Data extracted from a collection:

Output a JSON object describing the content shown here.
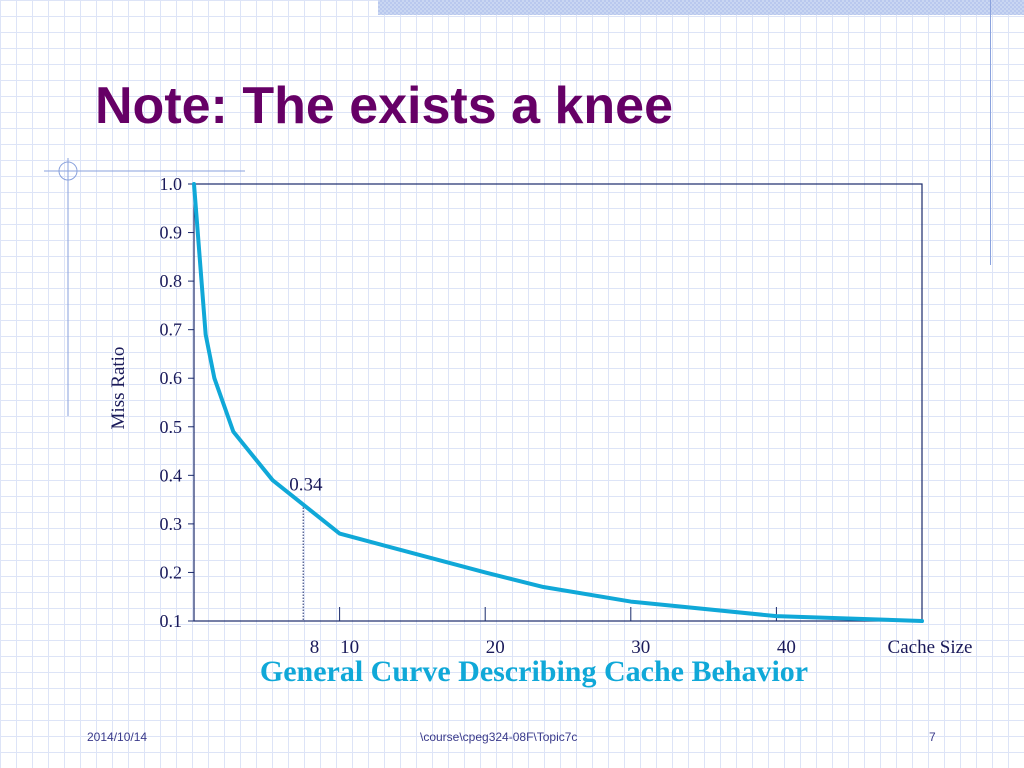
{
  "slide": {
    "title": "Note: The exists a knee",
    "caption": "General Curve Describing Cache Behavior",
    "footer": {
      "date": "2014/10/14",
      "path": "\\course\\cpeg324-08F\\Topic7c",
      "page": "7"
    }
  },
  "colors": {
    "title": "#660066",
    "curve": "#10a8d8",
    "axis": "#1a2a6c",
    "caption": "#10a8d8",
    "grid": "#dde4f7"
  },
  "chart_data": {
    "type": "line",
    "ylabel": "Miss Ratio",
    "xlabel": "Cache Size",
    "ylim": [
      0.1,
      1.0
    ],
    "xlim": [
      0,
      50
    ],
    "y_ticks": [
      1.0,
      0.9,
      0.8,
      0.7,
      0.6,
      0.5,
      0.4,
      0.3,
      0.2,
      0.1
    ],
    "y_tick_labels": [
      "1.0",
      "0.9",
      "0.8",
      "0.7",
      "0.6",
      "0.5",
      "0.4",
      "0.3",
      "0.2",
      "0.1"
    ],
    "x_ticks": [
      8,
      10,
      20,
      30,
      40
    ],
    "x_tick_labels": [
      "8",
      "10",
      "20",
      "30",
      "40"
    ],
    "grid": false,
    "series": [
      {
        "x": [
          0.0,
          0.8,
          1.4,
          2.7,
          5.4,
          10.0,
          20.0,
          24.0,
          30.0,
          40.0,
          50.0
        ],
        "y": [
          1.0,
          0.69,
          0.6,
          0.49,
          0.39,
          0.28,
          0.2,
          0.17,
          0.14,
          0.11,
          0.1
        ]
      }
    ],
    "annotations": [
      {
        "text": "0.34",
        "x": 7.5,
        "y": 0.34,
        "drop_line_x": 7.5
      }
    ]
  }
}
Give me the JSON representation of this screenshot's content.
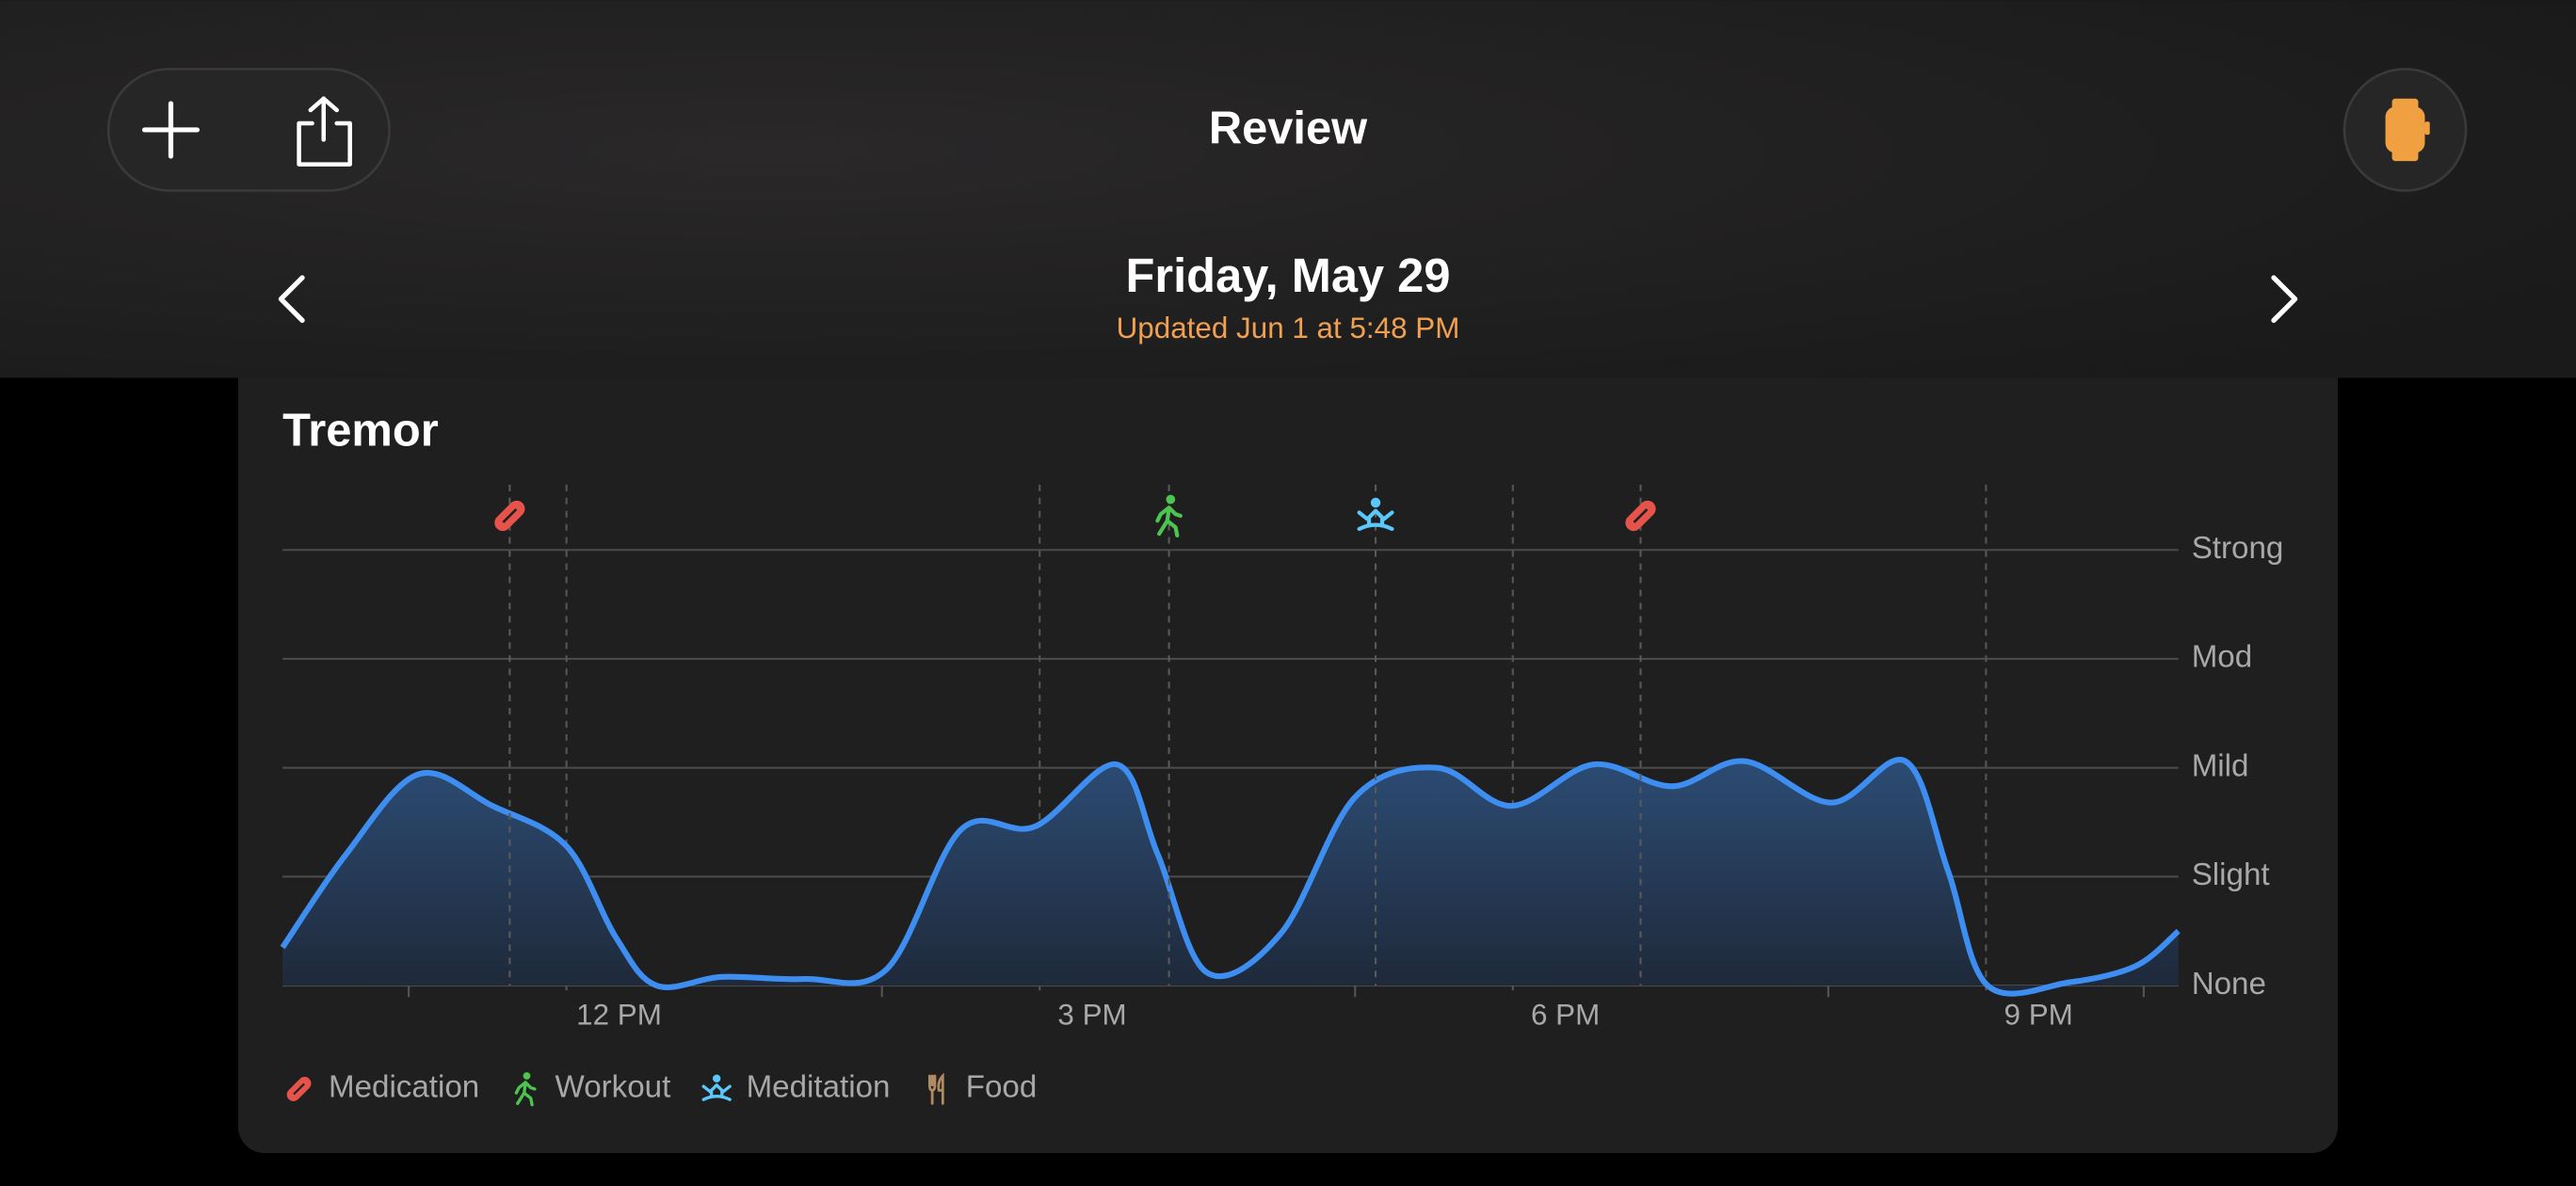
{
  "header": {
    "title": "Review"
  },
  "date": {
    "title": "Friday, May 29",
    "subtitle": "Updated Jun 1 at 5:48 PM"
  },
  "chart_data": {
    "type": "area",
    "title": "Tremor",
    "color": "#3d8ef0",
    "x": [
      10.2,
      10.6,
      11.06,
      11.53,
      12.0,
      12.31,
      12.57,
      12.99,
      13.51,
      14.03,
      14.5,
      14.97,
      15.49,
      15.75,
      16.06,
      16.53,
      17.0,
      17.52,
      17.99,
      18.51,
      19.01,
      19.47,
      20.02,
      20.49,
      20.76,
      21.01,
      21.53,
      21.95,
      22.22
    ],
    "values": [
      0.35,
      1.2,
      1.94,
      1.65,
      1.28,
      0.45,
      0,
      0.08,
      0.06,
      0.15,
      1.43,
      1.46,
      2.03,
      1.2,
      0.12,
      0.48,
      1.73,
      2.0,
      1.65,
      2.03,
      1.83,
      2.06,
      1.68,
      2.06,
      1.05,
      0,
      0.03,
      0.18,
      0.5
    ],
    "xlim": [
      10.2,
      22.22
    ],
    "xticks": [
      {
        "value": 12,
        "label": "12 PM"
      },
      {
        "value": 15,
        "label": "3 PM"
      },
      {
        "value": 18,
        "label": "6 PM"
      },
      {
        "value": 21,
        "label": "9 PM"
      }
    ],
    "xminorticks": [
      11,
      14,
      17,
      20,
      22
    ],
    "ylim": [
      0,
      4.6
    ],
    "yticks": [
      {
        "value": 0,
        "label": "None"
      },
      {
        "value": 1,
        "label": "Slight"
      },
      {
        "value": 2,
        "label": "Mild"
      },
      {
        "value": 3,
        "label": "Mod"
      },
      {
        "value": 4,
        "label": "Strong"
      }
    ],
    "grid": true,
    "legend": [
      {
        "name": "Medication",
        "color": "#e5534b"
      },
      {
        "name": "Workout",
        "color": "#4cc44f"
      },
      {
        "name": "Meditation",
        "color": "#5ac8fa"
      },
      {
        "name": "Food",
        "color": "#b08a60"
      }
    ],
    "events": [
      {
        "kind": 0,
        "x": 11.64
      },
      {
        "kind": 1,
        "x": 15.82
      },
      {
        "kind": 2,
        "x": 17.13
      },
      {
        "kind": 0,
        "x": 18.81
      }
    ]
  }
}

What the task requires ->
Pictures are not part of the copy; output everything else in the records exactly.

Solution for this exercise ->
Output a JSON object describing the content shown here.
{
  "slide": {
    "title": "Note: The exists a knee",
    "caption": "General Curve Describing Cache Behavior",
    "footer": {
      "date": "2014/10/14",
      "path": "\\course\\cpeg324-08F\\Topic7c",
      "page": "7"
    }
  },
  "colors": {
    "title": "#660066",
    "curve": "#10a8d8",
    "axis": "#1a2a6c",
    "caption": "#10a8d8",
    "grid": "#dde4f7"
  },
  "chart_data": {
    "type": "line",
    "ylabel": "Miss Ratio",
    "xlabel": "Cache Size",
    "ylim": [
      0.1,
      1.0
    ],
    "xlim": [
      0,
      50
    ],
    "y_ticks": [
      1.0,
      0.9,
      0.8,
      0.7,
      0.6,
      0.5,
      0.4,
      0.3,
      0.2,
      0.1
    ],
    "y_tick_labels": [
      "1.0",
      "0.9",
      "0.8",
      "0.7",
      "0.6",
      "0.5",
      "0.4",
      "0.3",
      "0.2",
      "0.1"
    ],
    "x_ticks": [
      8,
      10,
      20,
      30,
      40
    ],
    "x_tick_labels": [
      "8",
      "10",
      "20",
      "30",
      "40"
    ],
    "grid": false,
    "series": [
      {
        "x": [
          0.0,
          0.8,
          1.4,
          2.7,
          5.4,
          10.0,
          20.0,
          24.0,
          30.0,
          40.0,
          50.0
        ],
        "y": [
          1.0,
          0.69,
          0.6,
          0.49,
          0.39,
          0.28,
          0.2,
          0.17,
          0.14,
          0.11,
          0.1
        ]
      }
    ],
    "annotations": [
      {
        "text": "0.34",
        "x": 7.5,
        "y": 0.34,
        "drop_line_x": 7.5
      }
    ]
  }
}
Give me the JSON representation of this screenshot's content.
{
  "header": {
    "title": "Review"
  },
  "date": {
    "title": "Friday, May 29",
    "subtitle": "Updated Jun 1 at 5:48 PM"
  },
  "chart_data": {
    "type": "area",
    "title": "Tremor",
    "color": "#3d8ef0",
    "x": [
      10.2,
      10.6,
      11.06,
      11.53,
      12.0,
      12.31,
      12.57,
      12.99,
      13.51,
      14.03,
      14.5,
      14.97,
      15.49,
      15.75,
      16.06,
      16.53,
      17.0,
      17.52,
      17.99,
      18.51,
      19.01,
      19.47,
      20.02,
      20.49,
      20.76,
      21.01,
      21.53,
      21.95,
      22.22
    ],
    "values": [
      0.35,
      1.2,
      1.94,
      1.65,
      1.28,
      0.45,
      0,
      0.08,
      0.06,
      0.15,
      1.43,
      1.46,
      2.03,
      1.2,
      0.12,
      0.48,
      1.73,
      2.0,
      1.65,
      2.03,
      1.83,
      2.06,
      1.68,
      2.06,
      1.05,
      0,
      0.03,
      0.18,
      0.5
    ],
    "xlim": [
      10.2,
      22.22
    ],
    "xticks": [
      {
        "value": 12,
        "label": "12 PM"
      },
      {
        "value": 15,
        "label": "3 PM"
      },
      {
        "value": 18,
        "label": "6 PM"
      },
      {
        "value": 21,
        "label": "9 PM"
      }
    ],
    "xminorticks": [
      11,
      14,
      17,
      20,
      22
    ],
    "ylim": [
      0,
      4.6
    ],
    "yticks": [
      {
        "value": 0,
        "label": "None"
      },
      {
        "value": 1,
        "label": "Slight"
      },
      {
        "value": 2,
        "label": "Mild"
      },
      {
        "value": 3,
        "label": "Mod"
      },
      {
        "value": 4,
        "label": "Strong"
      }
    ],
    "grid": true,
    "legend": [
      {
        "name": "Medication",
        "color": "#e5534b"
      },
      {
        "name": "Workout",
        "color": "#4cc44f"
      },
      {
        "name": "Meditation",
        "color": "#5ac8fa"
      },
      {
        "name": "Food",
        "color": "#b08a60"
      }
    ],
    "events": [
      {
        "kind": 0,
        "x": 11.64
      },
      {
        "kind": 1,
        "x": 15.82
      },
      {
        "kind": 2,
        "x": 17.13
      },
      {
        "kind": 0,
        "x": 18.81
      }
    ]
  }
}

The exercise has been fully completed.